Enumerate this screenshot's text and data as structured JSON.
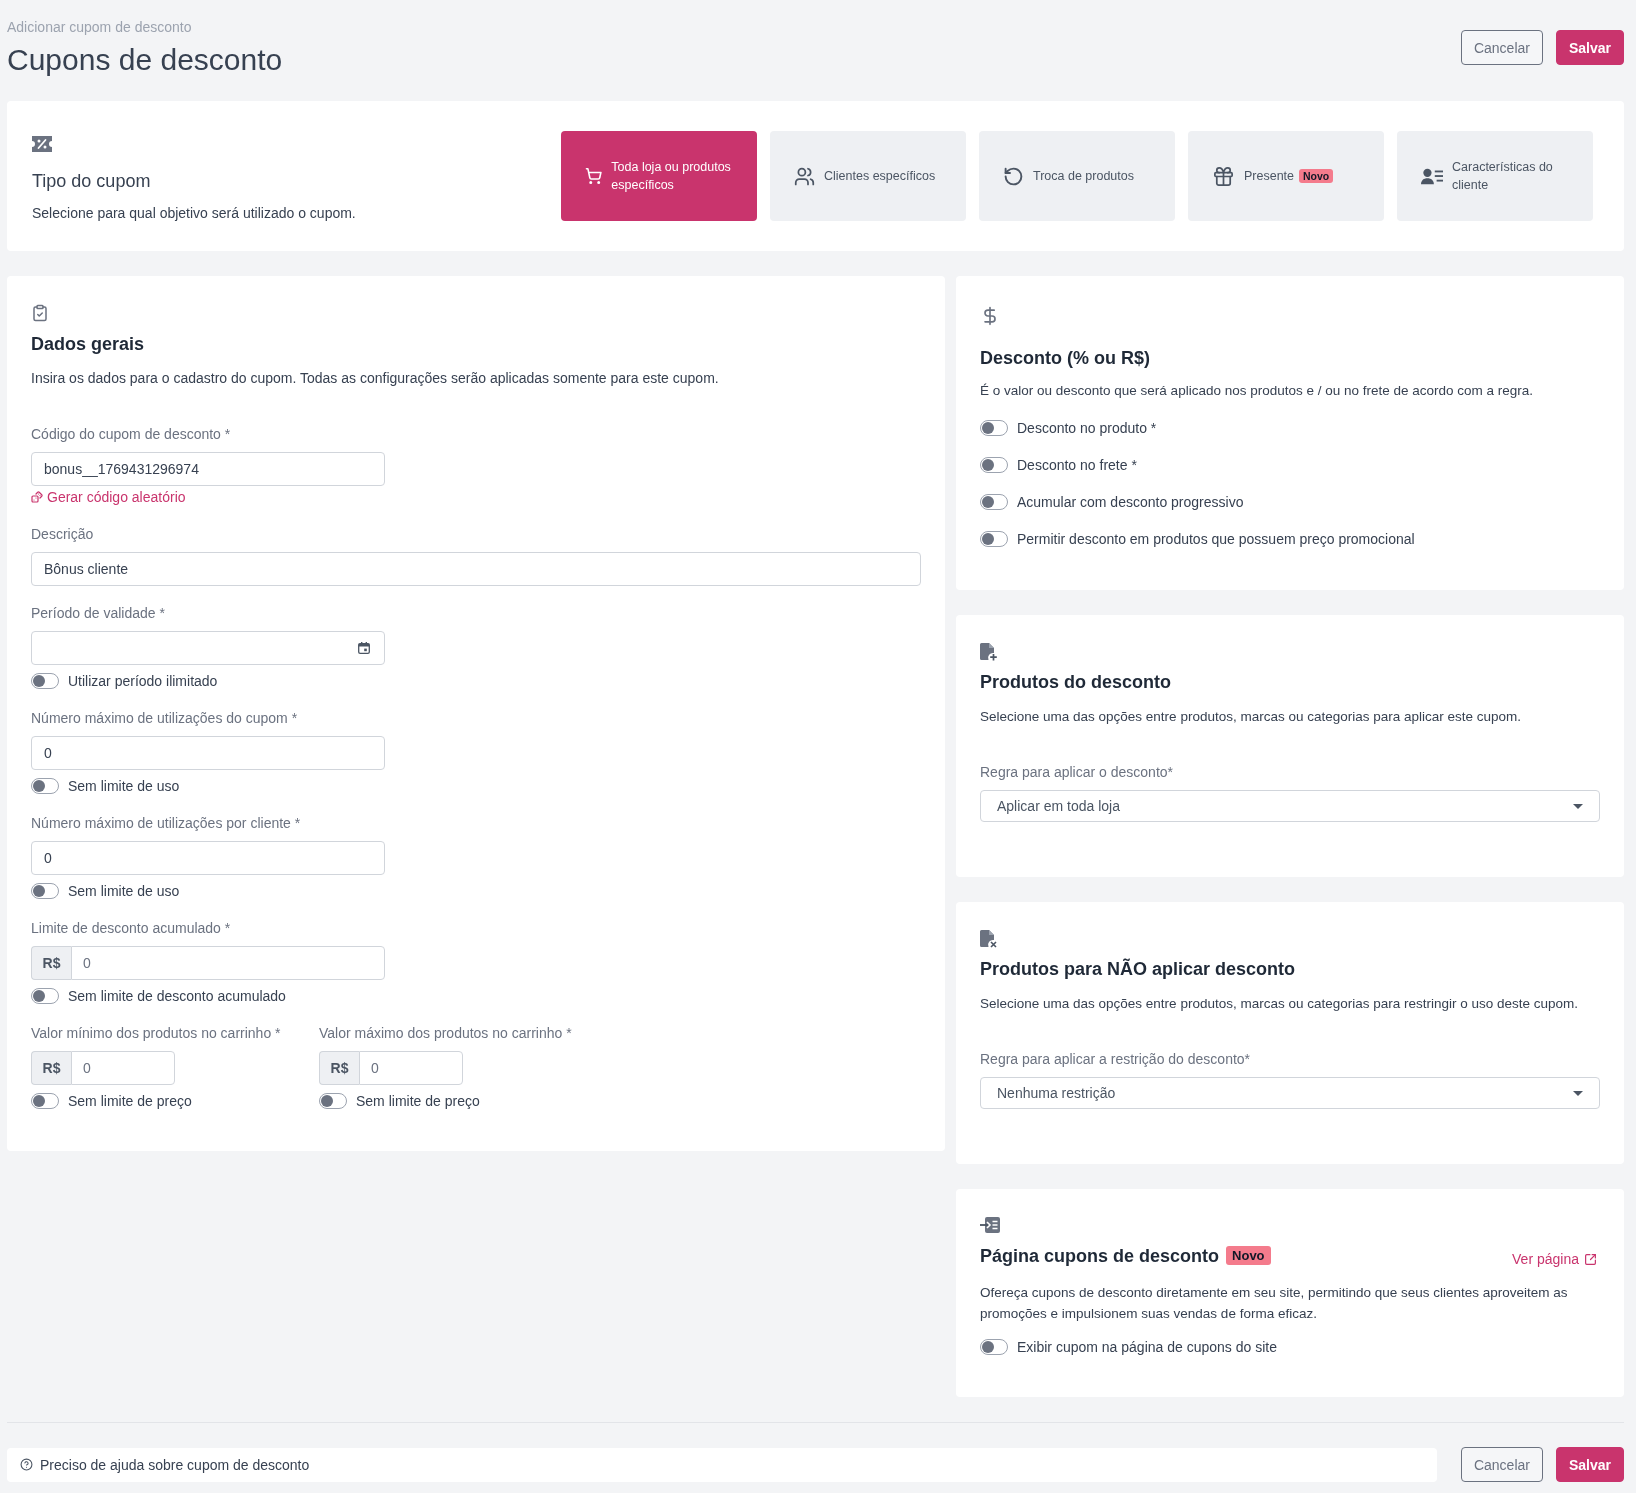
{
  "header": {
    "breadcrumb": "Adicionar cupom de desconto",
    "title": "Cupons de desconto",
    "buttons": [
      {
        "label": "Cancelar",
        "kind": "secondary"
      },
      {
        "label": "Salvar",
        "kind": "primary"
      }
    ]
  },
  "coupon_type": {
    "title": "Tipo do cupom",
    "description": "Selecione para qual objetivo será utilizado o cupom.",
    "options": [
      {
        "label": "Toda loja ou produtos específicos",
        "selected": true
      },
      {
        "label": "Clientes específicos",
        "selected": false
      },
      {
        "label": "Troca de produtos",
        "selected": false
      },
      {
        "label": "Presente",
        "badge": "Novo",
        "selected": false
      },
      {
        "label": "Características do cliente",
        "selected": false
      }
    ]
  },
  "general_data": {
    "title": "Dados gerais",
    "description": "Insira os dados para o cadastro do cupom. Todas as configurações serão aplicadas somente para este cupom.",
    "fields": [
      {
        "kind": "code",
        "label": "Código do cupom de desconto *",
        "value": "bonus__1769431296974",
        "link": "Gerar código aleatório"
      },
      {
        "kind": "text",
        "label": "Descrição",
        "value": "Bônus cliente"
      },
      {
        "kind": "date",
        "label": "Período de validade *",
        "toggle": {
          "label": "Utilizar período ilimitado",
          "on": false
        }
      },
      {
        "kind": "number",
        "label": "Número máximo de utilizações do cupom *",
        "value": "0",
        "toggle": {
          "label": "Sem limite de uso",
          "on": false
        }
      },
      {
        "kind": "number",
        "label": "Número máximo de utilizações por cliente *",
        "value": "0",
        "toggle": {
          "label": "Sem limite de uso",
          "on": false
        }
      },
      {
        "kind": "currency",
        "label": "Limite de desconto acumulado *",
        "prefix": "R$",
        "value": "0",
        "toggle": {
          "label": "Sem limite de desconto acumulado",
          "on": false
        }
      },
      {
        "kind": "pair",
        "items": [
          {
            "kind": "currency",
            "label": "Valor mínimo dos produtos no carrinho *",
            "prefix": "R$",
            "value": "0",
            "toggle": {
              "label": "Sem limite de preço",
              "on": false
            }
          },
          {
            "kind": "currency",
            "label": "Valor máximo dos produtos no carrinho *",
            "prefix": "R$",
            "value": "0",
            "toggle": {
              "label": "Sem limite de preço",
              "on": false
            }
          }
        ]
      }
    ]
  },
  "discount": {
    "title": "Desconto (% ou R$)",
    "description": "É o valor ou desconto que será aplicado nos produtos e / ou no frete de acordo com a regra.",
    "toggles": [
      {
        "label": "Desconto no produto *",
        "on": false
      },
      {
        "label": "Desconto no frete *",
        "on": false
      },
      {
        "label": "Acumular com desconto progressivo",
        "on": false
      },
      {
        "label": "Permitir desconto em produtos que possuem preço promocional",
        "on": false
      }
    ]
  },
  "discount_products": {
    "title": "Produtos do desconto",
    "description": "Selecione uma das opções entre produtos, marcas ou categorias para aplicar este cupom.",
    "rule": {
      "label": "Regra para aplicar o desconto*",
      "value": "Aplicar em toda loja"
    }
  },
  "excluded_products": {
    "title": "Produtos para NÃO aplicar desconto",
    "description": "Selecione uma das opções entre produtos, marcas ou categorias para restringir o uso deste cupom.",
    "rule": {
      "label": "Regra para aplicar a restrição do desconto*",
      "value": "Nenhuma restrição"
    }
  },
  "coupon_page": {
    "title": "Página cupons de desconto",
    "badge": "Novo",
    "link": "Ver página",
    "description": "Ofereça cupons de desconto diretamente em seu site, permitindo que seus clientes aproveitem as promoções e impulsionem suas vendas de forma eficaz.",
    "toggle": {
      "label": "Exibir cupom na página de cupons do site",
      "on": false
    }
  },
  "footer": {
    "help": "Preciso de ajuda sobre cupom de desconto",
    "buttons": [
      {
        "label": "Cancelar",
        "kind": "secondary"
      },
      {
        "label": "Salvar",
        "kind": "primary"
      }
    ]
  }
}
────────────────────
What is needed
Drop the pictures and reproduce the rest of the entries above exactly.

The solution
Enumerate this screenshot's text and data as structured JSON.
{
  "header": {
    "breadcrumb": "Adicionar cupom de desconto",
    "title": "Cupons de desconto",
    "buttons": [
      {
        "label": "Cancelar",
        "kind": "secondary"
      },
      {
        "label": "Salvar",
        "kind": "primary"
      }
    ]
  },
  "coupon_type": {
    "title": "Tipo do cupom",
    "description": "Selecione para qual objetivo será utilizado o cupom.",
    "options": [
      {
        "label": "Toda loja ou produtos específicos",
        "selected": true
      },
      {
        "label": "Clientes específicos",
        "selected": false
      },
      {
        "label": "Troca de produtos",
        "selected": false
      },
      {
        "label": "Presente",
        "badge": "Novo",
        "selected": false
      },
      {
        "label": "Características do cliente",
        "selected": false
      }
    ]
  },
  "general_data": {
    "title": "Dados gerais",
    "description": "Insira os dados para o cadastro do cupom. Todas as configurações serão aplicadas somente para este cupom.",
    "fields": [
      {
        "kind": "code",
        "label": "Código do cupom de desconto *",
        "value": "bonus__1769431296974",
        "link": "Gerar código aleatório"
      },
      {
        "kind": "text",
        "label": "Descrição",
        "value": "Bônus cliente"
      },
      {
        "kind": "date",
        "label": "Período de validade *",
        "toggle": {
          "label": "Utilizar período ilimitado",
          "on": false
        }
      },
      {
        "kind": "number",
        "label": "Número máximo de utilizações do cupom *",
        "value": "0",
        "toggle": {
          "label": "Sem limite de uso",
          "on": false
        }
      },
      {
        "kind": "number",
        "label": "Número máximo de utilizações por cliente *",
        "value": "0",
        "toggle": {
          "label": "Sem limite de uso",
          "on": false
        }
      },
      {
        "kind": "currency",
        "label": "Limite de desconto acumulado *",
        "prefix": "R$",
        "value": "0",
        "toggle": {
          "label": "Sem limite de desconto acumulado",
          "on": false
        }
      },
      {
        "kind": "pair",
        "items": [
          {
            "kind": "currency",
            "label": "Valor mínimo dos produtos no carrinho *",
            "prefix": "R$",
            "value": "0",
            "toggle": {
              "label": "Sem limite de preço",
              "on": false
            }
          },
          {
            "kind": "currency",
            "label": "Valor máximo dos produtos no carrinho *",
            "prefix": "R$",
            "value": "0",
            "toggle": {
              "label": "Sem limite de preço",
              "on": false
            }
          }
        ]
      }
    ]
  },
  "discount": {
    "title": "Desconto (% ou R$)",
    "description": "É o valor ou desconto que será aplicado nos produtos e / ou no frete de acordo com a regra.",
    "toggles": [
      {
        "label": "Desconto no produto *",
        "on": false
      },
      {
        "label": "Desconto no frete *",
        "on": false
      },
      {
        "label": "Acumular com desconto progressivo",
        "on": false
      },
      {
        "label": "Permitir desconto em produtos que possuem preço promocional",
        "on": false
      }
    ]
  },
  "discount_products": {
    "title": "Produtos do desconto",
    "description": "Selecione uma das opções entre produtos, marcas ou categorias para aplicar este cupom.",
    "rule": {
      "label": "Regra para aplicar o desconto*",
      "value": "Aplicar em toda loja"
    }
  },
  "excluded_products": {
    "title": "Produtos para NÃO aplicar desconto",
    "description": "Selecione uma das opções entre produtos, marcas ou categorias para restringir o uso deste cupom.",
    "rule": {
      "label": "Regra para aplicar a restrição do desconto*",
      "value": "Nenhuma restrição"
    }
  },
  "coupon_page": {
    "title": "Página cupons de desconto",
    "badge": "Novo",
    "link": "Ver página",
    "description": "Ofereça cupons de desconto diretamente em seu site, permitindo que seus clientes aproveitem as promoções e impulsionem suas vendas de forma eficaz.",
    "toggle": {
      "label": "Exibir cupom na página de cupons do site",
      "on": false
    }
  },
  "footer": {
    "help": "Preciso de ajuda sobre cupom de desconto",
    "buttons": [
      {
        "label": "Cancelar",
        "kind": "secondary"
      },
      {
        "label": "Salvar",
        "kind": "primary"
      }
    ]
  }
}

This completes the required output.